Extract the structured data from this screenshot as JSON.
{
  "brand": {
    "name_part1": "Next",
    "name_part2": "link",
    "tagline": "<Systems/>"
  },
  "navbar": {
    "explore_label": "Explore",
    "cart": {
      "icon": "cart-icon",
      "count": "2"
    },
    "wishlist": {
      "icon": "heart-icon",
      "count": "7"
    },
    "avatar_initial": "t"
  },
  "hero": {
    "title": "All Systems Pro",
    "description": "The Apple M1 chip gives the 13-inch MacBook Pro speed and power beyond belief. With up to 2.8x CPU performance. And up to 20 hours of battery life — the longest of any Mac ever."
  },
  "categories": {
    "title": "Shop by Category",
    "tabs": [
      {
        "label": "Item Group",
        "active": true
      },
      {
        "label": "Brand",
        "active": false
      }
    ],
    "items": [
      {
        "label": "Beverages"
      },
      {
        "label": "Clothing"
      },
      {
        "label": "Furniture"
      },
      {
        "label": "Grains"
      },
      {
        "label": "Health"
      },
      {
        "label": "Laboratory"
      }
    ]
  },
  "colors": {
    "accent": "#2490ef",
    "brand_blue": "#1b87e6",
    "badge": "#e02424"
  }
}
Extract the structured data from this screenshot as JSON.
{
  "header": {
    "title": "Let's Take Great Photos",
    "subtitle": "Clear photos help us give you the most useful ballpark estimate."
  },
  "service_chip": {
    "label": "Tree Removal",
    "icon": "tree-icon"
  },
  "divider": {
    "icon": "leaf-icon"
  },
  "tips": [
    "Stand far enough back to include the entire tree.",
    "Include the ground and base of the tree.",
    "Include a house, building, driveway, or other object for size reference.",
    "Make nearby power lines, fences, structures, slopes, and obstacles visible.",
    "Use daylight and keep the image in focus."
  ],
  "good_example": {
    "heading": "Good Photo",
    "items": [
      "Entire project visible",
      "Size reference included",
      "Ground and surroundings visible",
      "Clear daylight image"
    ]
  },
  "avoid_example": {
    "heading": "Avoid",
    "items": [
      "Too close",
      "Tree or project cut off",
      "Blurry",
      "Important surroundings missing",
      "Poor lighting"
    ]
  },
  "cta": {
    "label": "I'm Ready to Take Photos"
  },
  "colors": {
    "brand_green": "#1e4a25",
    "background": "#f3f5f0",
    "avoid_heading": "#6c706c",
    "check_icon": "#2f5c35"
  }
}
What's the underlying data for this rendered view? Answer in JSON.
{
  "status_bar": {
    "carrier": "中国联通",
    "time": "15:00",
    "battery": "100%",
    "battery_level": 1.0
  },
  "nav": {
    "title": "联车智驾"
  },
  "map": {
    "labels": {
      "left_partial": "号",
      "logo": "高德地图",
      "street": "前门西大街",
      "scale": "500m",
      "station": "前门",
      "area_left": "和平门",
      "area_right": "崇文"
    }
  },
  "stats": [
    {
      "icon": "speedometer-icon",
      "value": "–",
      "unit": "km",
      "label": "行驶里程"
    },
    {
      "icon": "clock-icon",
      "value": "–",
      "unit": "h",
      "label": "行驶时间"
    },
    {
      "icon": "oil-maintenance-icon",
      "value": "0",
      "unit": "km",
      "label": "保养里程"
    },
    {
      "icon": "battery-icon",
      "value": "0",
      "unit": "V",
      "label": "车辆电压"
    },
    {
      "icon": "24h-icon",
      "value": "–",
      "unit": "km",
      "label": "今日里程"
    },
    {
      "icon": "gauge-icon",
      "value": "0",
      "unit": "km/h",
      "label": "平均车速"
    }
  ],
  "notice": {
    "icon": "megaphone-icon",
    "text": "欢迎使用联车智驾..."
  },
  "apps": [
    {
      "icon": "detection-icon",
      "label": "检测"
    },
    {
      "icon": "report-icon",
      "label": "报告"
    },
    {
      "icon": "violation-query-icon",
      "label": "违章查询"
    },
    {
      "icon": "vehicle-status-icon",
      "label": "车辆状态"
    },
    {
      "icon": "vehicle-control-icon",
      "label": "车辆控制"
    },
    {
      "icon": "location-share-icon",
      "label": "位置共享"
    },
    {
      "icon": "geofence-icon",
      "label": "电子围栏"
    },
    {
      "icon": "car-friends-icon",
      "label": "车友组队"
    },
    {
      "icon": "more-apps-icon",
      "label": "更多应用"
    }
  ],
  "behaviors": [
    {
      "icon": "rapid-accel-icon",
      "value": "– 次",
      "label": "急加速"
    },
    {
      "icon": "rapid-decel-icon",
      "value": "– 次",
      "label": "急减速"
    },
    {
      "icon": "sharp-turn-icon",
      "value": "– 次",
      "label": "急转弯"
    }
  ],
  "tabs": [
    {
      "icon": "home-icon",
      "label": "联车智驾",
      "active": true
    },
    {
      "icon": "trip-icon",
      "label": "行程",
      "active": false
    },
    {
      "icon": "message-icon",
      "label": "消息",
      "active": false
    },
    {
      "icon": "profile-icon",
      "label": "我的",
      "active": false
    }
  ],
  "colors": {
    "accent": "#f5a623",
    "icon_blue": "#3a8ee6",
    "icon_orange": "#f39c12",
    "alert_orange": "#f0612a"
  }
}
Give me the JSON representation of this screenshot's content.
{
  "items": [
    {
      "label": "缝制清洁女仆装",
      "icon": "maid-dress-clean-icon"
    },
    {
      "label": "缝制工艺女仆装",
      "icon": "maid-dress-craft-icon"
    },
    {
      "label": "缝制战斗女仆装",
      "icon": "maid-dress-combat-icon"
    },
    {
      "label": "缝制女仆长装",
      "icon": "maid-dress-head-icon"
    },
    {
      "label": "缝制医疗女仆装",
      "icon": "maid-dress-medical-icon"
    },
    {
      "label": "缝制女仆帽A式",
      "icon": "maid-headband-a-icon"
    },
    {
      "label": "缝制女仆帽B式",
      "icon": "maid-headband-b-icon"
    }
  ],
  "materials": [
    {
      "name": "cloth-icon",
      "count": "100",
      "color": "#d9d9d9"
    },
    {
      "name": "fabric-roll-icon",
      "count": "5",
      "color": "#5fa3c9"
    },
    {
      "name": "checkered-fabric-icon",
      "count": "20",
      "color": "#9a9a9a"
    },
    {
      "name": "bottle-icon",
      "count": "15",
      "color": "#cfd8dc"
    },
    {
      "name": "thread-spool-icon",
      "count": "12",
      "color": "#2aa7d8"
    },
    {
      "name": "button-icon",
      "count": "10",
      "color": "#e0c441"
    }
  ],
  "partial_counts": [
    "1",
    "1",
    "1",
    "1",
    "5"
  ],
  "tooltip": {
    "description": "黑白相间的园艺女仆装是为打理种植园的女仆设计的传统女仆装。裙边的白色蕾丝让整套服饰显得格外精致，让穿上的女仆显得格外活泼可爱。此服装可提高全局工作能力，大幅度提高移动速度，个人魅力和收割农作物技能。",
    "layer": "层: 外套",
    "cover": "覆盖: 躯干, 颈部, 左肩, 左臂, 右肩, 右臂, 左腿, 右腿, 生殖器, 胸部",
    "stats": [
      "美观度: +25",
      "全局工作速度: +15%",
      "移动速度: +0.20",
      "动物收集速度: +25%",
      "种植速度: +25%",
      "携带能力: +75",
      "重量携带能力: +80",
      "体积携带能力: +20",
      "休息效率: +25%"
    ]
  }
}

▸ What you need to do
Return all of the entries exactly as they were supplied.

▸ Full response
Extract the structured data from this screenshot as JSON.
{
  "brand": {
    "name_part1": "Next",
    "name_part2": "link",
    "tagline": "<Systems/>"
  },
  "navbar": {
    "explore_label": "Explore",
    "cart": {
      "icon": "cart-icon",
      "count": "2"
    },
    "wishlist": {
      "icon": "heart-icon",
      "count": "7"
    },
    "avatar_initial": "t"
  },
  "hero": {
    "title": "All Systems Pro",
    "description": "The Apple M1 chip gives the 13-inch MacBook Pro speed and power beyond belief. With up to 2.8x CPU performance. And up to 20 hours of battery life — the longest of any Mac ever."
  },
  "categories": {
    "title": "Shop by Category",
    "tabs": [
      {
        "label": "Item Group",
        "active": true
      },
      {
        "label": "Brand",
        "active": false
      }
    ],
    "items": [
      {
        "label": "Beverages"
      },
      {
        "label": "Clothing"
      },
      {
        "label": "Furniture"
      },
      {
        "label": "Grains"
      },
      {
        "label": "Health"
      },
      {
        "label": "Laboratory"
      }
    ]
  },
  "colors": {
    "accent": "#2490ef",
    "brand_blue": "#1b87e6",
    "badge": "#e02424"
  }
}
Extract the structured data from this screenshot as JSON.
{
  "header": {
    "title": "Let's Take Great Photos",
    "subtitle": "Clear photos help us give you the most useful ballpark estimate."
  },
  "service_chip": {
    "label": "Tree Removal",
    "icon": "tree-icon"
  },
  "divider": {
    "icon": "leaf-icon"
  },
  "tips": [
    "Stand far enough back to include the entire tree.",
    "Include the ground and base of the tree.",
    "Include a house, building, driveway, or other object for size reference.",
    "Make nearby power lines, fences, structures, slopes, and obstacles visible.",
    "Use daylight and keep the image in focus."
  ],
  "good_example": {
    "heading": "Good Photo",
    "items": [
      "Entire project visible",
      "Size reference included",
      "Ground and surroundings visible",
      "Clear daylight image"
    ]
  },
  "avoid_example": {
    "heading": "Avoid",
    "items": [
      "Too close",
      "Tree or project cut off",
      "Blurry",
      "Important surroundings missing",
      "Poor lighting"
    ]
  },
  "cta": {
    "label": "I'm Ready to Take Photos"
  },
  "colors": {
    "brand_green": "#1e4a25",
    "background": "#f3f5f0",
    "avoid_heading": "#6c706c",
    "check_icon": "#2f5c35"
  }
}
What's the underlying data for this rendered view? Answer in JSON.
{
  "status_bar": {
    "carrier": "中国联通",
    "time": "15:00",
    "battery": "100%",
    "battery_level": 1.0
  },
  "nav": {
    "title": "联车智驾"
  },
  "map": {
    "labels": {
      "left_partial": "号",
      "logo": "高德地图",
      "street": "前门西大街",
      "scale": "500m",
      "station": "前门",
      "area_left": "和平门",
      "area_right": "崇文"
    }
  },
  "stats": [
    {
      "icon": "speedometer-icon",
      "value": "–",
      "unit": "km",
      "label": "行驶里程"
    },
    {
      "icon": "clock-icon",
      "value": "–",
      "unit": "h",
      "label": "行驶时间"
    },
    {
      "icon": "oil-maintenance-icon",
      "value": "0",
      "unit": "km",
      "label": "保养里程"
    },
    {
      "icon": "battery-icon",
      "value": "0",
      "unit": "V",
      "label": "车辆电压"
    },
    {
      "icon": "24h-icon",
      "value": "–",
      "unit": "km",
      "label": "今日里程"
    },
    {
      "icon": "gauge-icon",
      "value": "0",
      "unit": "km/h",
      "label": "平均车速"
    }
  ],
  "notice": {
    "icon": "megaphone-icon",
    "text": "欢迎使用联车智驾..."
  },
  "apps": [
    {
      "icon": "detection-icon",
      "label": "检测"
    },
    {
      "icon": "report-icon",
      "label": "报告"
    },
    {
      "icon": "violation-query-icon",
      "label": "违章查询"
    },
    {
      "icon": "vehicle-status-icon",
      "label": "车辆状态"
    },
    {
      "icon": "vehicle-control-icon",
      "label": "车辆控制"
    },
    {
      "icon": "location-share-icon",
      "label": "位置共享"
    },
    {
      "icon": "geofence-icon",
      "label": "电子围栏"
    },
    {
      "icon": "car-friends-icon",
      "label": "车友组队"
    },
    {
      "icon": "more-apps-icon",
      "label": "更多应用"
    }
  ],
  "behaviors": [
    {
      "icon": "rapid-accel-icon",
      "value": "– 次",
      "label": "急加速"
    },
    {
      "icon": "rapid-decel-icon",
      "value": "– 次",
      "label": "急减速"
    },
    {
      "icon": "sharp-turn-icon",
      "value": "– 次",
      "label": "急转弯"
    }
  ],
  "tabs": [
    {
      "icon": "home-icon",
      "label": "联车智驾",
      "active": true
    },
    {
      "icon": "trip-icon",
      "label": "行程",
      "active": false
    },
    {
      "icon": "message-icon",
      "label": "消息",
      "active": false
    },
    {
      "icon": "profile-icon",
      "label": "我的",
      "active": false
    }
  ],
  "colors": {
    "accent": "#f5a623",
    "icon_blue": "#3a8ee6",
    "icon_orange": "#f39c12",
    "alert_orange": "#f0612a"
  }
}
Give me the JSON representation of this screenshot's content.
{
  "items": [
    {
      "label": "缝制清洁女仆装",
      "icon": "maid-dress-clean-icon"
    },
    {
      "label": "缝制工艺女仆装",
      "icon": "maid-dress-craft-icon"
    },
    {
      "label": "缝制战斗女仆装",
      "icon": "maid-dress-combat-icon"
    },
    {
      "label": "缝制女仆长装",
      "icon": "maid-dress-head-icon"
    },
    {
      "label": "缝制医疗女仆装",
      "icon": "maid-dress-medical-icon"
    },
    {
      "label": "缝制女仆帽A式",
      "icon": "maid-headband-a-icon"
    },
    {
      "label": "缝制女仆帽B式",
      "icon": "maid-headband-b-icon"
    }
  ],
  "materials": [
    {
      "name": "cloth-icon",
      "count": "100",
      "color": "#d9d9d9"
    },
    {
      "name": "fabric-roll-icon",
      "count": "5",
      "color": "#5fa3c9"
    },
    {
      "name": "checkered-fabric-icon",
      "count": "20",
      "color": "#9a9a9a"
    },
    {
      "name": "bottle-icon",
      "count": "15",
      "color": "#cfd8dc"
    },
    {
      "name": "thread-spool-icon",
      "count": "12",
      "color": "#2aa7d8"
    },
    {
      "name": "button-icon",
      "count": "10",
      "color": "#e0c441"
    }
  ],
  "partial_counts": [
    "1",
    "1",
    "1",
    "1",
    "5"
  ],
  "tooltip": {
    "description": "黑白相间的园艺女仆装是为打理种植园的女仆设计的传统女仆装。裙边的白色蕾丝让整套服饰显得格外精致，让穿上的女仆显得格外活泼可爱。此服装可提高全局工作能力，大幅度提高移动速度，个人魅力和收割农作物技能。",
    "layer": "层: 外套",
    "cover": "覆盖: 躯干, 颈部, 左肩, 左臂, 右肩, 右臂, 左腿, 右腿, 生殖器, 胸部",
    "stats": [
      "美观度: +25",
      "全局工作速度: +15%",
      "移动速度: +0.20",
      "动物收集速度: +25%",
      "种植速度: +25%",
      "携带能力: +75",
      "重量携带能力: +80",
      "体积携带能力: +20",
      "休息效率: +25%"
    ]
  }
}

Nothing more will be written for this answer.